Instruction 1:
For each statement below, say whether it agrees with the forum thread on suspiciously cheap SSDs. Answer yes or no, and quote the thread's deciding words. (a) A Sandisk 1TB SSD retailed for about $170Cdn. (b) Memory Express has a 4TB Seagate USB 3.0 drive for $150. (c) The first flash drive one poster bought was 512m and cost $90 in 2005.
Instruction 2:
Write out the part of the forum thread on suspiciously cheap SSDs starting at "That's a plain" and ending at "for $25, $29, $36.". Swap "Seagate" for "Toshiba" in it.
Instruction 3:
Carry the forum thread on suspiciously cheap SSDs forward from its last sentence.

Start of Reading text

# Skeptism just kicked into overdrive (too good to be true) SSDs



## Robert1950 (Jan 21, 2006)

I checked the retail price of a Sandisk 1TB SSD for comparison, about $170Cdn.

This ad was on Facebook for 16TB SSD. Price is in US $$. I got a strong "Danger! Dander Will Robinson" vibe.


----------



## Sneaky (Feb 14, 2006)

They had me at FOR DOG LOVER COLLECTION HOT SALE.


----------



## laristotle (Aug 29, 2019)

You can find 500g at that price.


----------



## Paul Running (Apr 12, 2020)

Yeah, a good reason that your senses should be on alert, likely one those East Asian magical drives. They are setup so that the drive controller fools the operating system into believing that it's dealing with a 16TB drive by an emulator. When the drive is formatted by the OS...the true capacity is revealed.


----------



## knight_yyz (Mar 14, 2015)

That's a plain old sata unless I am missing something. No nvme....


----------



## Hammerhands (Dec 19, 2016)

Memory Express has a 4TB Seagate USB 3.0 for $120. I suppose this isn’t beyond the beyond. Oh, it’s listed as under SSD, but it isn‘t.

Let’s see…

Amazon has a few 4TB direct from China for $25, $29, $36.

When you could buy super cheap memory cards they were usually not what they tried to appear to be. They would show up on your system as 128gb, but when you wrote more than 32gb on them they would fail.

What they were, I think, were 32gb cards on which someone had changed a few bytes so it would report 128gb, or where they had put the 128gb firmware on it. Or maybe the 128gb is the same as 32gb, but with fewer failed sections, and some unscrupulous person toggled some bits.

$75 on Amazon direct from China for an identical one.








Portable SSD 16TB Super Capacity High Speed Transmission Chip Mobile Phone Can be Connected USB3.1 Transmission Technology Suitable for Laptop, PC,16TB,Silver : Amazon.ca: Electronics


Portable SSD 16TB Super Capacity High Speed Transmission Chip Mobile Phone Can be Connected USB3.1 Transmission Technology Suitable for Laptop, PC,16TB,Silver : Amazon.ca: Electronics



www.amazon.ca


----------



## BlueRocker (Jan 5, 2020)

I just bought 12 4tb SSD's - cost just over $15K. Like @Paul Running said these are not for real.


----------



## cheezyridr (Jun 8, 2009)

BlueRocker said:


> I just bought 12 4tb SSD's - cost just over $15K. Like @Paul Running said these are not for real.


seriously? $1250 for a 4TB SSD? holy shit


----------



## BlueRocker (Jan 5, 2020)

cheezyridr said:


> seriously? $1250 for a 4TB SSD? holy shit


They were enterprise drives for a 12 disk NAS array. You can find 4tb SSDs now for about $500 that are suitable for desktop computers.


----------



## Paul Running (Apr 12, 2020)




----------



## Paul Running (Apr 12, 2020)




----------



## SWLABR (Nov 7, 2017)

novarena said:


> Well, I can remember the price when those disks price was lower. Thanks to crypto mining last year, all prices for hard drives and even portable models went too high because these mining farms started to use the hard drives as the mining resource in place of the video cards.


Really? The cost of data storage has gone up? 

The very first flash drive I ever bought was 512m. That's half a gig!! and it was $90 in 2005. 

2 years ago I bought a 4tb external hard drive for $150.

End of Reading text
Start of Provided information

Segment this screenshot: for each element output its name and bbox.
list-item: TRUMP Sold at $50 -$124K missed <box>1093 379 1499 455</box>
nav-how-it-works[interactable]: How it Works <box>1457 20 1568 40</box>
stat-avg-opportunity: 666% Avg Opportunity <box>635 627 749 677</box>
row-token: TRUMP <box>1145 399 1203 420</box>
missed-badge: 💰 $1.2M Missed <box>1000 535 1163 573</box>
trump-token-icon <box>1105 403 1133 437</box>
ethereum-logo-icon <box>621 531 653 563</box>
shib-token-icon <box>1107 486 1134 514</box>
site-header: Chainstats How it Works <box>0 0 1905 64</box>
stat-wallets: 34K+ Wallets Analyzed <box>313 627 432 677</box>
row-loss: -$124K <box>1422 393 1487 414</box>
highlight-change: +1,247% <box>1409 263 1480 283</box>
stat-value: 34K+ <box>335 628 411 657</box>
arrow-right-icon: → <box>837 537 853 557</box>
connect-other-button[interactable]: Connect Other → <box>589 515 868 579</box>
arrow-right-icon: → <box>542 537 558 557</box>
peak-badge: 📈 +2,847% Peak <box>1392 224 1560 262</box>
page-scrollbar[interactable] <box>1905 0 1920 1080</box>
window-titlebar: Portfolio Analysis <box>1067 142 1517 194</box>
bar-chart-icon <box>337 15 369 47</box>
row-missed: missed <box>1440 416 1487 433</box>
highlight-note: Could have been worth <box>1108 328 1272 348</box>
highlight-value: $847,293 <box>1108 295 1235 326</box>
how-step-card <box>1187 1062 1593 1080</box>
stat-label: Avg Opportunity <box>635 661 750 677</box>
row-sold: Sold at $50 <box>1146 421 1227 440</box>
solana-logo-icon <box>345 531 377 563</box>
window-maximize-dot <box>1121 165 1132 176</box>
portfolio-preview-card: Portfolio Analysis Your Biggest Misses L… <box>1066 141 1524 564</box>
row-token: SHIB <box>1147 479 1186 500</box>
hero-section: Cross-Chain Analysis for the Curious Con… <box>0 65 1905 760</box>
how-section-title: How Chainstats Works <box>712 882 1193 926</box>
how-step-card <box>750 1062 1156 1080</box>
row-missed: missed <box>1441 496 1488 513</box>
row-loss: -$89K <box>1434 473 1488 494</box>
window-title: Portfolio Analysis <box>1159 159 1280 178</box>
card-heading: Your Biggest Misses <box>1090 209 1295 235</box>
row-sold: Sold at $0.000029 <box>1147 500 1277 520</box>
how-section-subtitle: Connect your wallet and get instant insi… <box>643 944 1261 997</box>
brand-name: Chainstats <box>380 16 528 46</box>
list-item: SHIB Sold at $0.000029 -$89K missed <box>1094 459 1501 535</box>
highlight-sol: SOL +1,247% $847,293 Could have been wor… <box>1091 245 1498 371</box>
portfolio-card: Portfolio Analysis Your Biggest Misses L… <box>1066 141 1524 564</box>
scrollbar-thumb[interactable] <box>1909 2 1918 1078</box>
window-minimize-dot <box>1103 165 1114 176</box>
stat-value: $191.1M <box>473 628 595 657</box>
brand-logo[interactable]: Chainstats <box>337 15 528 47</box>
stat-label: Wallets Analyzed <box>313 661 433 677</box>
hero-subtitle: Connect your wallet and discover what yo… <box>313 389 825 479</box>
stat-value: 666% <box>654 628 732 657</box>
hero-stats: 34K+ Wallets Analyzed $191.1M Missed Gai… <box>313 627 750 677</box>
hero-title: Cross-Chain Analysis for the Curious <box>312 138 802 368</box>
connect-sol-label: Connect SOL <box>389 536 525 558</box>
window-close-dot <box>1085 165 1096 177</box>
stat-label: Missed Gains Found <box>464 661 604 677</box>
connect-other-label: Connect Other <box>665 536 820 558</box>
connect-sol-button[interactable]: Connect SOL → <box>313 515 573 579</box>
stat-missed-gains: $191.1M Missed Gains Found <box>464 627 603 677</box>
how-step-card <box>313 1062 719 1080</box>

End of Provided information

Exercise answer 1:
(a) Yes: "I checked the retail price of a Sandisk 1TB SSD for comparison, about $170Cdn."
(b) No: "Memory Express has a 4TB Seagate USB 3.0 for $120."
(c) Yes: "The very first flash drive I ever bought was 512m. That's half a gig!! and it was $90 in 2005."

Exercise answer 2:
That's a plain old sata unless I am missing something. No nvme....


----------



## Hammerhands (Dec 19, 2016)

Memory Express has a 4TB Toshiba USB 3.0 for $120. I suppose this isn’t beyond the beyond. Oh, it’s listed as under SSD, but it isn‘t.

Let’s see…

Amazon has a few 4TB direct from China for $25, $29, $36.

Exercise answer 3:
----------



## Milkman (Feb 2, 2006)

Well, I guess not all drives are created equal.

I have a 1tb drive at an IT specialist now trying to recover data. The drive suddenly became "corrupted and unreadable".

He says he's starting to recover data but it's slow going.

WTF. You try to do the right thing and back up your data and then the back up goes for a shit.....


----------



## Paul Running (Apr 12, 2020)

Milkman said:


> I have a 4tb drive at an IT specialist now trying to recover data.


Is the data on a SSD?


----------



## Milkman (Feb 2, 2006)

Paul Running said:


> Is the data on a SSD?


Not sure. I'm no IT guy that's for sure.

This is the drive.

I googled it and it says it's a HDD.


----------



## DrumBob (Aug 17, 2014)

I think you meant skepticism.


----------



## Mark Brown (Jan 4, 2022)

Milkman said:


> Well, I guess not all drives are created equal.
> 
> I have a 1tb drive at an IT specialist now trying to recover data. The drive suddenly became "corrupted and unreadable".
> 
> ...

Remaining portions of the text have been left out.